◆ Data shown ◆

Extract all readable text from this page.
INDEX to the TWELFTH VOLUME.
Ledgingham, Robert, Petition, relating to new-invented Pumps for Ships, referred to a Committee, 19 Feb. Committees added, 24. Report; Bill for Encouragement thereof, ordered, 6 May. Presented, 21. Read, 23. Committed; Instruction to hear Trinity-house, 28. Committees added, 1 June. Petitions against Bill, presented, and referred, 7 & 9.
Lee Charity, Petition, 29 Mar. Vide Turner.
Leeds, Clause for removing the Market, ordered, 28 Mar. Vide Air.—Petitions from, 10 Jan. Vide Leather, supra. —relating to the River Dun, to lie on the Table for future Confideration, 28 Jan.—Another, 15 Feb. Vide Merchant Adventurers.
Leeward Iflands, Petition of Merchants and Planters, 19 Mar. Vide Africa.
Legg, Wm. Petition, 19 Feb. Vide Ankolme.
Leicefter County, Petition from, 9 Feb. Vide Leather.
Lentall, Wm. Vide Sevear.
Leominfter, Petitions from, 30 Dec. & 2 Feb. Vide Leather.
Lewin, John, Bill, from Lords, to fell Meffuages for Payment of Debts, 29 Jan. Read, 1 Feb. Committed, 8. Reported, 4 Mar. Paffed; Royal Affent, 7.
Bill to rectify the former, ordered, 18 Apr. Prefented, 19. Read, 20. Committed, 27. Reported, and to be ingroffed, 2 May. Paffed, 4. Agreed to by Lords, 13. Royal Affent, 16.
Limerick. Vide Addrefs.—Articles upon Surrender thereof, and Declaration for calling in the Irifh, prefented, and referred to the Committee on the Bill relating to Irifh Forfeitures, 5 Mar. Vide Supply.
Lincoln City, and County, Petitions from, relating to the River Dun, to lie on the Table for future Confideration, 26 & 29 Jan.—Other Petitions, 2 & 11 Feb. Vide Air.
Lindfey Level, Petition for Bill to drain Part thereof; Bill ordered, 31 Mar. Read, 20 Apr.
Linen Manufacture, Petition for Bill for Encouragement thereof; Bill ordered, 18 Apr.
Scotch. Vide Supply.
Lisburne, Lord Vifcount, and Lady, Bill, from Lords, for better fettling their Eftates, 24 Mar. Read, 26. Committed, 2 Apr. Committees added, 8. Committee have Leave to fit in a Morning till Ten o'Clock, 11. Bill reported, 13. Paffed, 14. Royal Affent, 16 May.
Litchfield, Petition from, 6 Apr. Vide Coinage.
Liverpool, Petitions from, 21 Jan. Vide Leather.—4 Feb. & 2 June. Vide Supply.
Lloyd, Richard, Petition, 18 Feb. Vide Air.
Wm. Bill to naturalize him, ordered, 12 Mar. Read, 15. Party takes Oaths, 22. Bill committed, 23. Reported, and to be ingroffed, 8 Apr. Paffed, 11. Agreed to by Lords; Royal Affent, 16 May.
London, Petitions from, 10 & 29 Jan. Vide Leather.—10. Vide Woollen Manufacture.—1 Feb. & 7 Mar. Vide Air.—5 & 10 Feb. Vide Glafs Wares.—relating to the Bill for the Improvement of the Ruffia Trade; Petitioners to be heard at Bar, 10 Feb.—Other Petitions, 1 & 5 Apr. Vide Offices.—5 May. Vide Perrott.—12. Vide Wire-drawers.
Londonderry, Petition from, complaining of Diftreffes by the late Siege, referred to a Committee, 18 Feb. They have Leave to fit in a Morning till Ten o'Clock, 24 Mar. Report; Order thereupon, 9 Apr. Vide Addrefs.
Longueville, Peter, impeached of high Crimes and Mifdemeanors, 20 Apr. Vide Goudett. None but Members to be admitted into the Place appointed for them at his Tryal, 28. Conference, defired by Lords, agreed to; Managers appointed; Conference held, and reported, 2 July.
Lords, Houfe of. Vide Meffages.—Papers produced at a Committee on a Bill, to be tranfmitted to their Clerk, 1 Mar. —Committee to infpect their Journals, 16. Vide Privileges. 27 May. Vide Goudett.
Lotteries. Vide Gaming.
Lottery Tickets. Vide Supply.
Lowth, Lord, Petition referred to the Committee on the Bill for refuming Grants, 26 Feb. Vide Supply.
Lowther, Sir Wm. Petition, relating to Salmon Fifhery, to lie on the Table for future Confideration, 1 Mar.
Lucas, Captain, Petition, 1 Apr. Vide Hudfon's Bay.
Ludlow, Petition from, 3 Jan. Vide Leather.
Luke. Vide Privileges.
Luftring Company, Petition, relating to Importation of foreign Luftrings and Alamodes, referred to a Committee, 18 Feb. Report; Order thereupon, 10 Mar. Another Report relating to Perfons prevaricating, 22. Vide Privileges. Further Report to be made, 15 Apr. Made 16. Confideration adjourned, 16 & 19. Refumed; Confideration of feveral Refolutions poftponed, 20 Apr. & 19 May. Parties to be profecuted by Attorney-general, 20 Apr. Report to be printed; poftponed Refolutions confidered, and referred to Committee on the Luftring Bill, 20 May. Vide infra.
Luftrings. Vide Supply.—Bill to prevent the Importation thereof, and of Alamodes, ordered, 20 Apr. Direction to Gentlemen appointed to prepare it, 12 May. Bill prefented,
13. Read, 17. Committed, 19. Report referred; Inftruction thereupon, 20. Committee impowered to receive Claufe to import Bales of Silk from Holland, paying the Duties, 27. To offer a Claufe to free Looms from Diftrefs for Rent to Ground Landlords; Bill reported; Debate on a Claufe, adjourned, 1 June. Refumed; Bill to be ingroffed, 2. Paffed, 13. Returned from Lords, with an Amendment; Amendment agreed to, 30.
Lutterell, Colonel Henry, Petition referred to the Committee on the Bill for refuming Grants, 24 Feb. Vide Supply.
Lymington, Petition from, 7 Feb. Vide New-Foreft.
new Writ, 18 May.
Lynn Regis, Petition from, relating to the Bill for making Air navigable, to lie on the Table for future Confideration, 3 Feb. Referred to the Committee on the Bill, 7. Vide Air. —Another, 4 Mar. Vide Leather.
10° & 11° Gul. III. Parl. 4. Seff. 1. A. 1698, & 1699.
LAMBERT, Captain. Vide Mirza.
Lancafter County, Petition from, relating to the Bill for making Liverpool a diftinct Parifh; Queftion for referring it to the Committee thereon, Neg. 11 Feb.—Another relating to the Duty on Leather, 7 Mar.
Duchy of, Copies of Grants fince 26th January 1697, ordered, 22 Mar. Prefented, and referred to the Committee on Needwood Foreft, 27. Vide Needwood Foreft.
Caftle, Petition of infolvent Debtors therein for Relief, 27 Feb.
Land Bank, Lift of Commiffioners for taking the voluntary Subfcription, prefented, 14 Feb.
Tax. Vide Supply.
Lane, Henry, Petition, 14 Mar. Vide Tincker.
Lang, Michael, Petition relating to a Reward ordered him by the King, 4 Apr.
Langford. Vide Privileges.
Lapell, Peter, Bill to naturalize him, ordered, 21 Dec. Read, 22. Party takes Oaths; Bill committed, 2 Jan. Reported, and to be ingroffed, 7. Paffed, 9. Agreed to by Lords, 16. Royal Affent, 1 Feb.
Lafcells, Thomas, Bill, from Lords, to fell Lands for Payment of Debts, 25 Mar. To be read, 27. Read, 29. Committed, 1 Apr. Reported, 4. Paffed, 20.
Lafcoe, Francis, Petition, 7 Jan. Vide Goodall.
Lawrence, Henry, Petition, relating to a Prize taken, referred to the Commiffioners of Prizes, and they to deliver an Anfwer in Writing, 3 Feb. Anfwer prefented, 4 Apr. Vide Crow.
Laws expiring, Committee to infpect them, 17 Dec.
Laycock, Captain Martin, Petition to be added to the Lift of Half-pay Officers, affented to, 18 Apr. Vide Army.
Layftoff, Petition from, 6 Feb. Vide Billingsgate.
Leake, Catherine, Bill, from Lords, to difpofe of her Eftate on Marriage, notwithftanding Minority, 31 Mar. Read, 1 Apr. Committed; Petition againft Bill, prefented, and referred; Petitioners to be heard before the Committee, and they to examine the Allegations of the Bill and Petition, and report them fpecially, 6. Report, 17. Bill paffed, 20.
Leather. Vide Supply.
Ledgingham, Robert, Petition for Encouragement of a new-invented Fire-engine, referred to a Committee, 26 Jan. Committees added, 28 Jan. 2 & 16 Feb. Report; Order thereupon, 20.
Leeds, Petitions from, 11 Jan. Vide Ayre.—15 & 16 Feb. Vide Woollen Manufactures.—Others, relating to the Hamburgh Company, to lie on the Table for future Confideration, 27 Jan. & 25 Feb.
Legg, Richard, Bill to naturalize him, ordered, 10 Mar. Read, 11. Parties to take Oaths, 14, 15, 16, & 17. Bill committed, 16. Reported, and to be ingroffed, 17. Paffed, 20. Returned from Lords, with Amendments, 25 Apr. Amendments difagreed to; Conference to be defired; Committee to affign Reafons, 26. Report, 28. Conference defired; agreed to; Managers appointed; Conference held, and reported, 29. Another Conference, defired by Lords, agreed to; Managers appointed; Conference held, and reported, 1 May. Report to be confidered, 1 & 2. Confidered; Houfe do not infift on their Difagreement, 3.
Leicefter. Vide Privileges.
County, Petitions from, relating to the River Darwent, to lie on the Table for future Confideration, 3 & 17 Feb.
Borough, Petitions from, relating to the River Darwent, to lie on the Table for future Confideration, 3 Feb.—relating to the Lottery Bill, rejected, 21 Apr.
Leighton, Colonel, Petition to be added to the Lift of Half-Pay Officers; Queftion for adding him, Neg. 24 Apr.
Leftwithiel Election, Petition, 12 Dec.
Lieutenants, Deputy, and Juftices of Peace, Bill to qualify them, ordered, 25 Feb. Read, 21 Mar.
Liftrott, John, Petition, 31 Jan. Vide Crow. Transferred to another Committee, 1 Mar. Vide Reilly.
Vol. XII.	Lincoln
==
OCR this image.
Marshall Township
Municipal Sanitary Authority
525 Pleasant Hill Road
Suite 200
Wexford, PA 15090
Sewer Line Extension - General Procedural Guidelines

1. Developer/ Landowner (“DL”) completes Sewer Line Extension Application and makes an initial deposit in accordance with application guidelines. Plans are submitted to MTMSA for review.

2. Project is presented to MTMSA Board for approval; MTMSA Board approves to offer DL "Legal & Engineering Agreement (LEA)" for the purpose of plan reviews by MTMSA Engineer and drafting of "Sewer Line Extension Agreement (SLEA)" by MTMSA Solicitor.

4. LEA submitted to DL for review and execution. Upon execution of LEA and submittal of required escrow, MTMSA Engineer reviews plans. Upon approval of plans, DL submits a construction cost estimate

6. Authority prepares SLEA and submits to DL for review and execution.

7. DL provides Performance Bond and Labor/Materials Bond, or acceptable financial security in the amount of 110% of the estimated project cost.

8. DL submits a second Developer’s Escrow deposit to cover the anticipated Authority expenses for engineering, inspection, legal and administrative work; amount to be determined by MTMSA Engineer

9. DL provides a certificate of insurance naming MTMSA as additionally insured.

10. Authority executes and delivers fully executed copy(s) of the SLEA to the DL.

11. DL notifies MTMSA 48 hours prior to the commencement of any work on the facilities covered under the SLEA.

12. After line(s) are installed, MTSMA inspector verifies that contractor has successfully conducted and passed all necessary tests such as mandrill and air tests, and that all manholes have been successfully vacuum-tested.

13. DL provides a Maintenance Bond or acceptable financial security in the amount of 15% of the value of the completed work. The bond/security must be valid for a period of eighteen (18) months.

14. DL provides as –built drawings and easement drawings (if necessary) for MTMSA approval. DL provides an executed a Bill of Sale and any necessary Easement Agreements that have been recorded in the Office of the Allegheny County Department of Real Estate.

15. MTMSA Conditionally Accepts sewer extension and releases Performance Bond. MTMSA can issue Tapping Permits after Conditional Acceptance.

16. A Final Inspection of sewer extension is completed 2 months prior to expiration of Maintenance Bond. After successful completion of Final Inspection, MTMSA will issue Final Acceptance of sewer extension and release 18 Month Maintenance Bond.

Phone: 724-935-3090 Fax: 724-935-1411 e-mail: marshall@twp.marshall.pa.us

◆ Goal ◆
Extract all lines from the data in which "Darwent" is found.

◆ Task answer ◆
County, Petitions from, relating to the River Darwent, to lie on the Table for future Confideration, 3 & 17 Feb.
Borough, Petitions from, relating to the River Darwent, to lie on the Table for future Confideration, 3 Feb.—relating to the Lottery Bill, rejected, 21 Apr.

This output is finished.